**The task**
Restate the records below word for word, and omit the images they hold.

**Stored rows**
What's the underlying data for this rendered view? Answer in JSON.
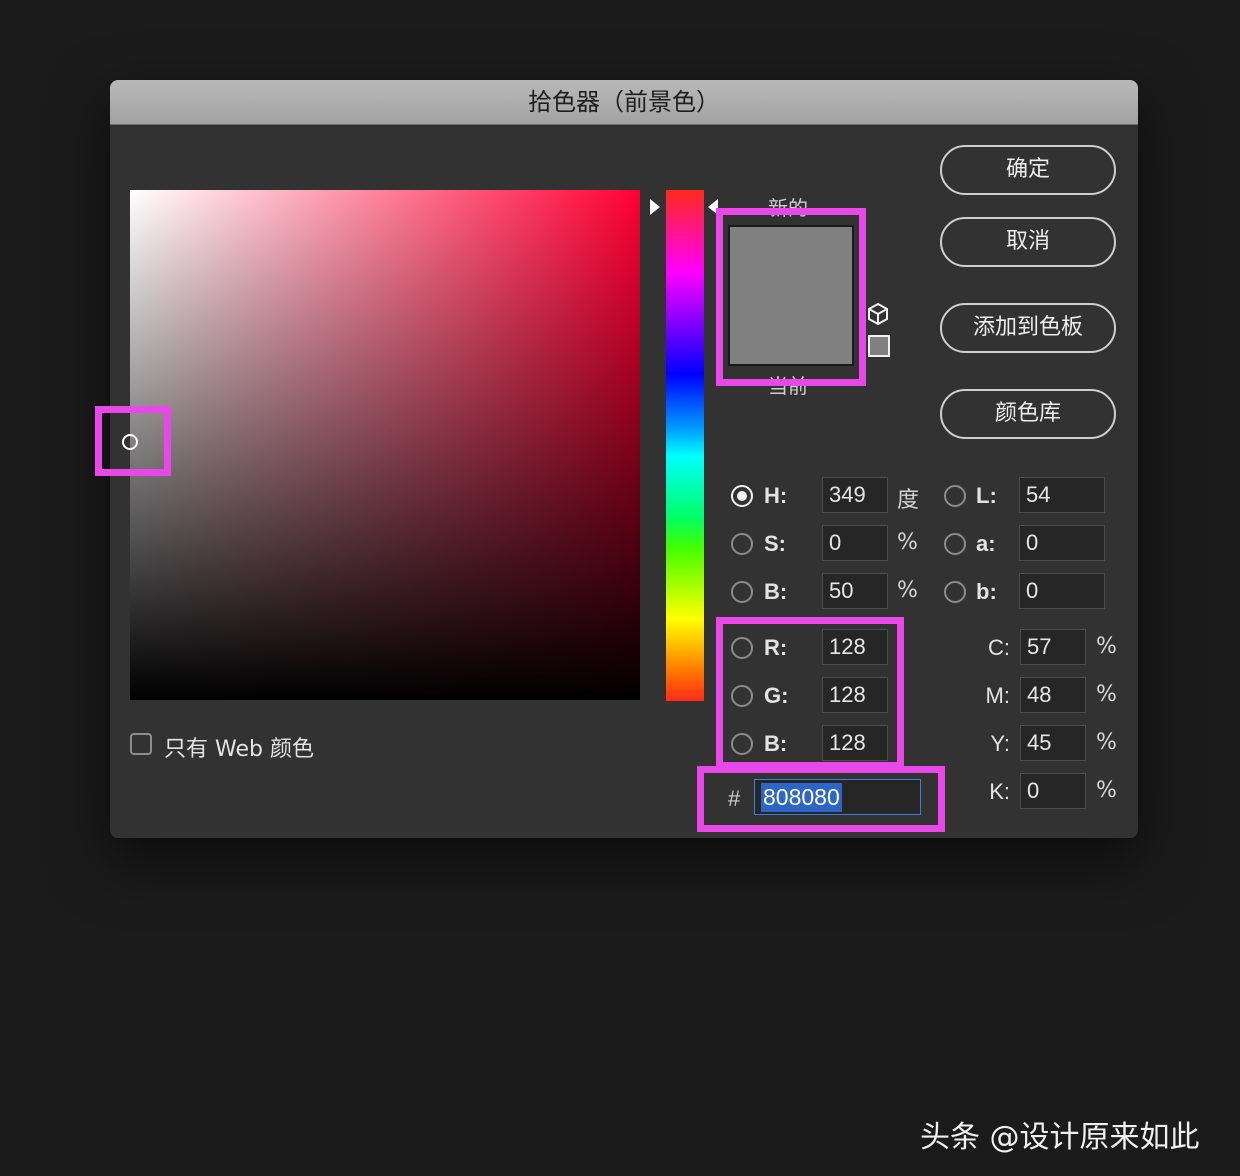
{
  "dialog": {
    "title": "拾色器（前景色）",
    "new_label": "新的",
    "current_label": "当前",
    "new_color": "#808080",
    "current_color": "#808080",
    "gamut_icon": "cube-icon",
    "buttons": {
      "ok": "确定",
      "cancel": "取消",
      "add_to_swatches": "添加到色板",
      "color_libraries": "颜色库"
    },
    "web_only_label": "只有 Web 颜色",
    "web_only_checked": false
  },
  "values": {
    "H": {
      "label": "H:",
      "value": "349",
      "unit": "度",
      "selected": true
    },
    "S": {
      "label": "S:",
      "value": "0",
      "unit": "%"
    },
    "Bv": {
      "label": "B:",
      "value": "50",
      "unit": "%"
    },
    "R": {
      "label": "R:",
      "value": "128"
    },
    "G": {
      "label": "G:",
      "value": "128"
    },
    "Bc": {
      "label": "B:",
      "value": "128"
    },
    "L": {
      "label": "L:",
      "value": "54"
    },
    "a": {
      "label": "a:",
      "value": "0"
    },
    "b": {
      "label": "b:",
      "value": "0"
    },
    "C": {
      "label": "C:",
      "value": "57",
      "unit": "%"
    },
    "M": {
      "label": "M:",
      "value": "48",
      "unit": "%"
    },
    "Y": {
      "label": "Y:",
      "value": "45",
      "unit": "%"
    },
    "K": {
      "label": "K:",
      "value": "0",
      "unit": "%"
    },
    "hex_prefix": "#",
    "hex": "808080"
  },
  "highlight_color": "#e948e8",
  "watermark": "头条 @设计原来如此"
}
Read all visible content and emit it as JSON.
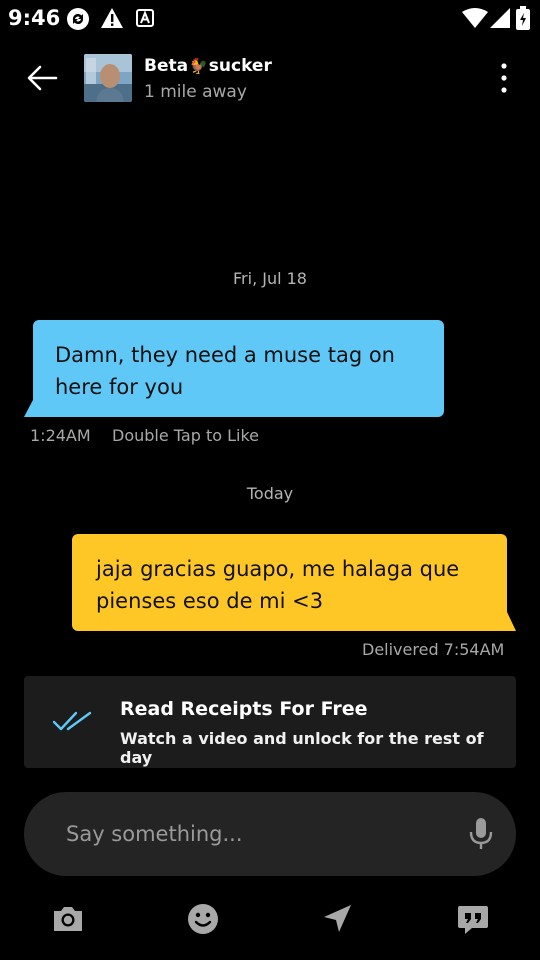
{
  "status_bar": {
    "time": "9:46",
    "icons": [
      "sync-icon",
      "warning-icon",
      "a-icon",
      "wifi-icon",
      "signal-icon",
      "battery-icon"
    ]
  },
  "header": {
    "contact_name_first": "Beta",
    "contact_name_emoji": "🐓",
    "contact_name_last": "sucker",
    "distance": "1 mile away"
  },
  "messages": [
    {
      "date": "Fri, Jul 18",
      "text": "Damn, they need a muse tag on here for you",
      "direction": "incoming",
      "time": "1:24AM",
      "hint": "Double Tap to Like"
    },
    {
      "date": "Today",
      "text": "jaja gracias guapo, me halaga que pienses eso de mi <3",
      "direction": "outgoing",
      "status": "Delivered 7:54AM"
    }
  ],
  "read_receipts": {
    "title": "Read Receipts For Free",
    "subtitle": "Watch a video and unlock for the rest of day"
  },
  "composer": {
    "placeholder": "Say something..."
  },
  "toolbar": {
    "icons": [
      "camera-icon",
      "emoji-icon",
      "location-icon",
      "saved-phrases-icon"
    ]
  },
  "colors": {
    "incoming_bubble": "#5fc8f7",
    "outgoing_bubble": "#ffc726",
    "check_accent": "#5fc8f7",
    "background": "#000000"
  }
}
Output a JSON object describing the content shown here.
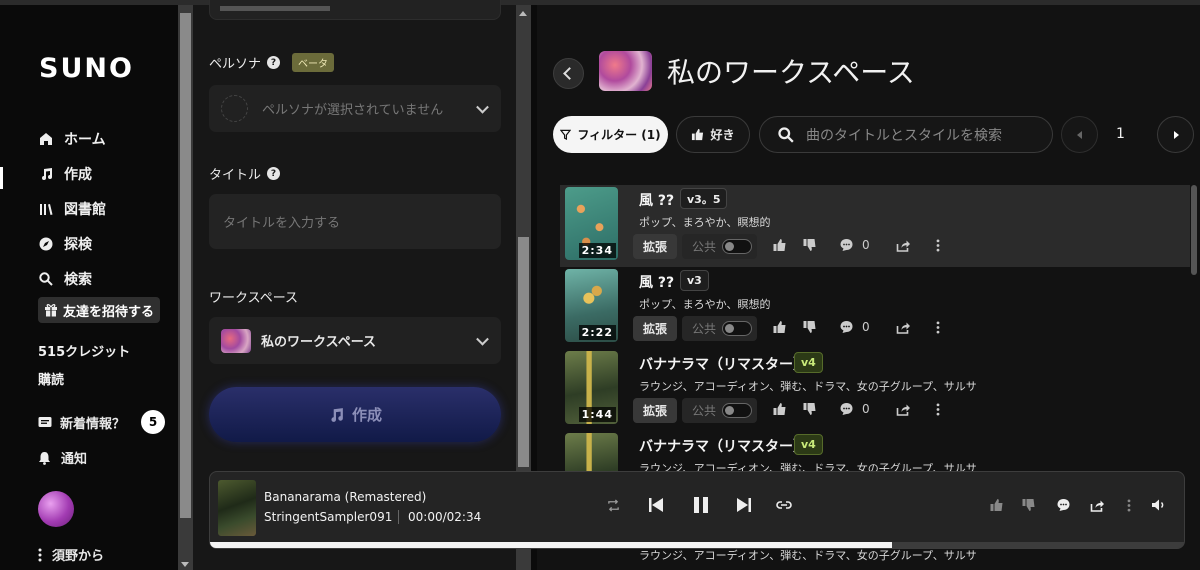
{
  "sidebar": {
    "logo": "SUNO",
    "nav": [
      {
        "label": "ホーム",
        "icon": "home-icon"
      },
      {
        "label": "作成",
        "icon": "music-note-icon"
      },
      {
        "label": "図書館",
        "icon": "library-icon"
      },
      {
        "label": "探検",
        "icon": "compass-icon"
      },
      {
        "label": "検索",
        "icon": "search-icon"
      }
    ],
    "invite_label": "友達を招待する",
    "credits": "515クレジット",
    "subscribe": "購読",
    "news_label": "新着情報？",
    "news_count": "5",
    "notify_label": "通知",
    "from_label": "須野から"
  },
  "form": {
    "persona_label": "ペルソナ",
    "beta_badge": "ベータ",
    "persona_placeholder": "ペルソナが選択されていません",
    "title_label": "タイトル",
    "title_placeholder": "タイトルを入力する",
    "workspace_label": "ワークスペース",
    "workspace_value": "私のワークスペース",
    "create_label": "作成"
  },
  "main": {
    "workspace_title": "私のワークスペース",
    "filter_label": "フィルター (1)",
    "like_label": "好き",
    "search_placeholder": "曲のタイトルとスタイルを検索",
    "page": "1",
    "extend_label": "拡張",
    "public_label": "公共",
    "songs": [
      {
        "title": "風 ??",
        "version": "v3。5",
        "tags": "ポップ、まろやか、瞑想的",
        "duration": "2:34",
        "comments": "0"
      },
      {
        "title": "風 ??",
        "version": "v3",
        "tags": "ポップ、まろやか、瞑想的",
        "duration": "2:22",
        "comments": "0"
      },
      {
        "title": "バナナラマ（リマスター）",
        "version": "v4",
        "tags": "ラウンジ、アコーディオン、弾む、ドラマ、女の子グループ、サルサ",
        "duration": "1:44",
        "comments": "0"
      },
      {
        "title": "バナナラマ（リマスター）",
        "version": "v4",
        "tags": "ラウンジ、アコーディオン、弾む、ドラマ、女の子グループ、サルサ",
        "duration": "",
        "comments": ""
      }
    ],
    "partial_tags": "ラウンジ、アコーディオン、弾む、ドラマ、女の子グループ、サルサ"
  },
  "player": {
    "title": "Bananarama (Remastered)",
    "artist": "StringentSampler091",
    "time": "00:00/02:34",
    "progress_fraction": 0.7
  }
}
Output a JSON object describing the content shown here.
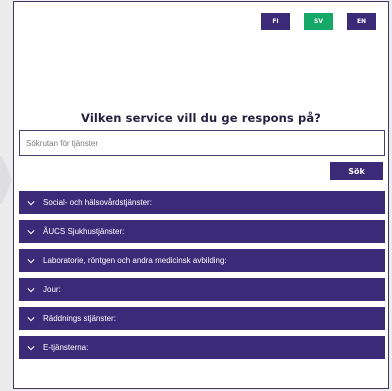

**Response to the task**
What's the underlying data for this rendered view? Answer in JSON.
{
  "dialog": {
    "title": "拾色器（前景色）",
    "new_label": "新的",
    "current_label": "当前",
    "new_color": "#808080",
    "current_color": "#808080",
    "gamut_icon": "cube-icon",
    "buttons": {
      "ok": "确定",
      "cancel": "取消",
      "add_to_swatches": "添加到色板",
      "color_libraries": "颜色库"
    },
    "web_only_label": "只有 Web 颜色",
    "web_only_checked": false
  },
  "values": {
    "H": {
      "label": "H:",
      "value": "349",
      "unit": "度",
      "selected": true
    },
    "S": {
      "label": "S:",
      "value": "0",
      "unit": "%"
    },
    "Bv": {
      "label": "B:",
      "value": "50",
      "unit": "%"
    },
    "R": {
      "label": "R:",
      "value": "128"
    },
    "G": {
      "label": "G:",
      "value": "128"
    },
    "Bc": {
      "label": "B:",
      "value": "128"
    },
    "L": {
      "label": "L:",
      "value": "54"
    },
    "a": {
      "label": "a:",
      "value": "0"
    },
    "b": {
      "label": "b:",
      "value": "0"
    },
    "C": {
      "label": "C:",
      "value": "57",
      "unit": "%"
    },
    "M": {
      "label": "M:",
      "value": "48",
      "unit": "%"
    },
    "Y": {
      "label": "Y:",
      "value": "45",
      "unit": "%"
    },
    "K": {
      "label": "K:",
      "value": "0",
      "unit": "%"
    },
    "hex_prefix": "#",
    "hex": "808080"
  },
  "highlight_color": "#e948e8",
  "watermark": "头条 @设计原来如此"
}
Read all visible content and emit it as JSON.
{
  "status_bar": {
    "time": "9:46",
    "icons": [
      "sync-icon",
      "warning-icon",
      "a-icon",
      "wifi-icon",
      "signal-icon",
      "battery-icon"
    ]
  },
  "header": {
    "contact_name_first": "Beta",
    "contact_name_emoji": "🐓",
    "contact_name_last": "sucker",
    "distance": "1 mile away"
  },
  "messages": [
    {
      "date": "Fri, Jul 18",
      "text": "Damn, they need a muse tag on here for you",
      "direction": "incoming",
      "time": "1:24AM",
      "hint": "Double Tap to Like"
    },
    {
      "date": "Today",
      "text": "jaja gracias guapo, me halaga que pienses eso de mi <3",
      "direction": "outgoing",
      "status": "Delivered 7:54AM"
    }
  ],
  "read_receipts": {
    "title": "Read Receipts For Free",
    "subtitle": "Watch a video and unlock for the rest of day"
  },
  "composer": {
    "placeholder": "Say something..."
  },
  "toolbar": {
    "icons": [
      "camera-icon",
      "emoji-icon",
      "location-icon",
      "saved-phrases-icon"
    ]
  },
  "colors": {
    "incoming_bubble": "#5fc8f7",
    "outgoing_bubble": "#ffc726",
    "check_accent": "#5fc8f7",
    "background": "#000000"
  }
}
Output a JSON object describing the content shown here.
{
  "sidebar": {
    "logo": "SUNO",
    "nav": [
      {
        "label": "ホーム",
        "icon": "home-icon"
      },
      {
        "label": "作成",
        "icon": "music-note-icon"
      },
      {
        "label": "図書館",
        "icon": "library-icon"
      },
      {
        "label": "探検",
        "icon": "compass-icon"
      },
      {
        "label": "検索",
        "icon": "search-icon"
      }
    ],
    "invite_label": "友達を招待する",
    "credits": "515クレジット",
    "subscribe": "購読",
    "news_label": "新着情報？",
    "news_count": "5",
    "notify_label": "通知",
    "from_label": "須野から"
  },
  "form": {
    "persona_label": "ペルソナ",
    "beta_badge": "ベータ",
    "persona_placeholder": "ペルソナが選択されていません",
    "title_label": "タイトル",
    "title_placeholder": "タイトルを入力する",
    "workspace_label": "ワークスペース",
    "workspace_value": "私のワークスペース",
    "create_label": "作成"
  },
  "main": {
    "workspace_title": "私のワークスペース",
    "filter_label": "フィルター (1)",
    "like_label": "好き",
    "search_placeholder": "曲のタイトルとスタイルを検索",
    "page": "1",
    "extend_label": "拡張",
    "public_label": "公共",
    "songs": [
      {
        "title": "風 ??",
        "version": "v3。5",
        "tags": "ポップ、まろやか、瞑想的",
        "duration": "2:34",
        "comments": "0"
      },
      {
        "title": "風 ??",
        "version": "v3",
        "tags": "ポップ、まろやか、瞑想的",
        "duration": "2:22",
        "comments": "0"
      },
      {
        "title": "バナナラマ（リマスター）",
        "version": "v4",
        "tags": "ラウンジ、アコーディオン、弾む、ドラマ、女の子グループ、サルサ",
        "duration": "1:44",
        "comments": "0"
      },
      {
        "title": "バナナラマ（リマスター）",
        "version": "v4",
        "tags": "ラウンジ、アコーディオン、弾む、ドラマ、女の子グループ、サルサ",
        "duration": "",
        "comments": ""
      }
    ],
    "partial_tags": "ラウンジ、アコーディオン、弾む、ドラマ、女の子グループ、サルサ"
  },
  "player": {
    "title": "Bananarama (Remastered)",
    "artist": "StringentSampler091",
    "time": "00:00/02:34",
    "progress_fraction": 0.7
  }
}
Output a JSON object describing the content shown here.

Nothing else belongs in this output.